From the records below, extract all the text exactly and leave the images behind.

((

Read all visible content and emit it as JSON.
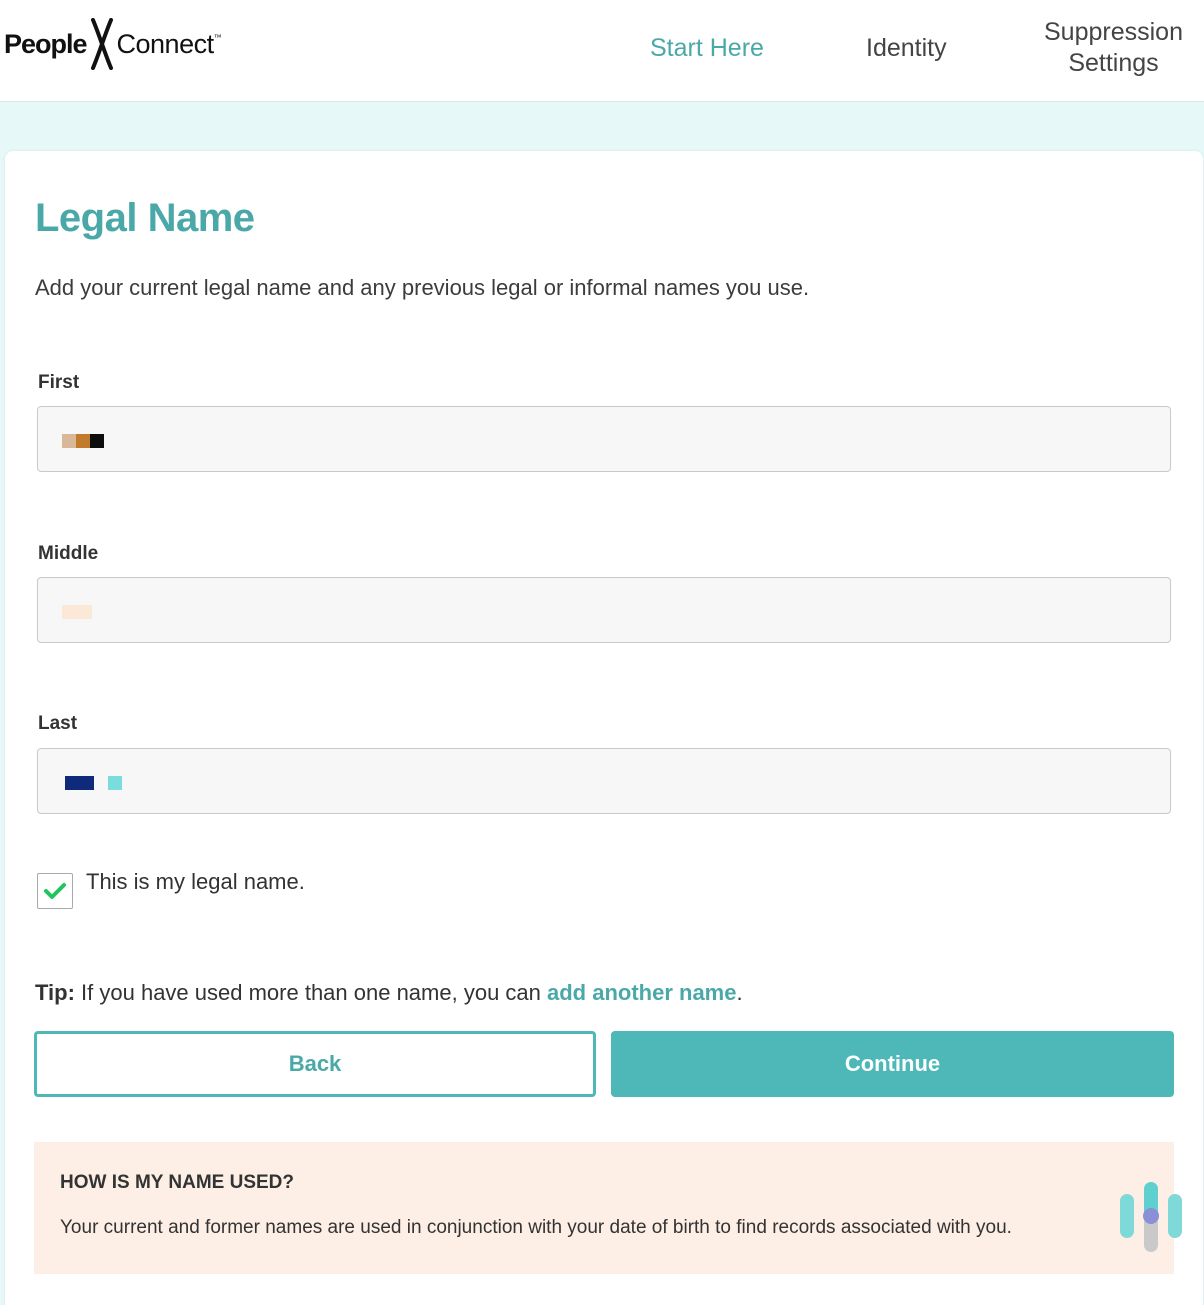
{
  "header": {
    "logo_people": "People",
    "logo_connect": "Connect",
    "logo_tm": "™",
    "nav": {
      "start_here": "Start Here",
      "identity": "Identity",
      "suppression_line1": "Suppression",
      "suppression_line2": "Settings"
    },
    "active_color": "#4aa9a8"
  },
  "form": {
    "title": "Legal Name",
    "subtitle": "Add your current legal name and any previous legal or informal names you use.",
    "first_label": "First",
    "middle_label": "Middle",
    "last_label": "Last",
    "legal_checkbox_label": "This is my legal name.",
    "legal_checkbox_checked": true,
    "tip_prefix": "Tip:",
    "tip_text": " If you have used more than one name, you can ",
    "tip_link": "add another name",
    "tip_suffix": ".",
    "back_label": "Back",
    "continue_label": "Continue"
  },
  "info_box": {
    "title": "HOW IS MY NAME USED?",
    "text": "Your current and former names are used in conjunction with your date of birth to find records associated with you."
  },
  "colors": {
    "accent": "#4db8b7",
    "page_bg": "#e6f8f7",
    "info_bg": "#fdefe6",
    "check": "#22c45e"
  }
}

))

Solution to the exercise –
Read all visible content and emit it as JSON.
{
  "header": {
    "logo_people": "People",
    "logo_connect": "Connect",
    "logo_tm": "™",
    "nav": {
      "start_here": "Start Here",
      "identity": "Identity",
      "suppression_line1": "Suppression",
      "suppression_line2": "Settings"
    },
    "active_color": "#4aa9a8"
  },
  "form": {
    "title": "Legal Name",
    "subtitle": "Add your current legal name and any previous legal or informal names you use.",
    "first_label": "First",
    "middle_label": "Middle",
    "last_label": "Last",
    "legal_checkbox_label": "This is my legal name.",
    "legal_checkbox_checked": true,
    "tip_prefix": "Tip:",
    "tip_text": " If you have used more than one name, you can ",
    "tip_link": "add another name",
    "tip_suffix": ".",
    "back_label": "Back",
    "continue_label": "Continue"
  },
  "info_box": {
    "title": "HOW IS MY NAME USED?",
    "text": "Your current and former names are used in conjunction with your date of birth to find records associated with you."
  },
  "colors": {
    "accent": "#4db8b7",
    "page_bg": "#e6f8f7",
    "info_bg": "#fdefe6",
    "check": "#22c45e"
  }
}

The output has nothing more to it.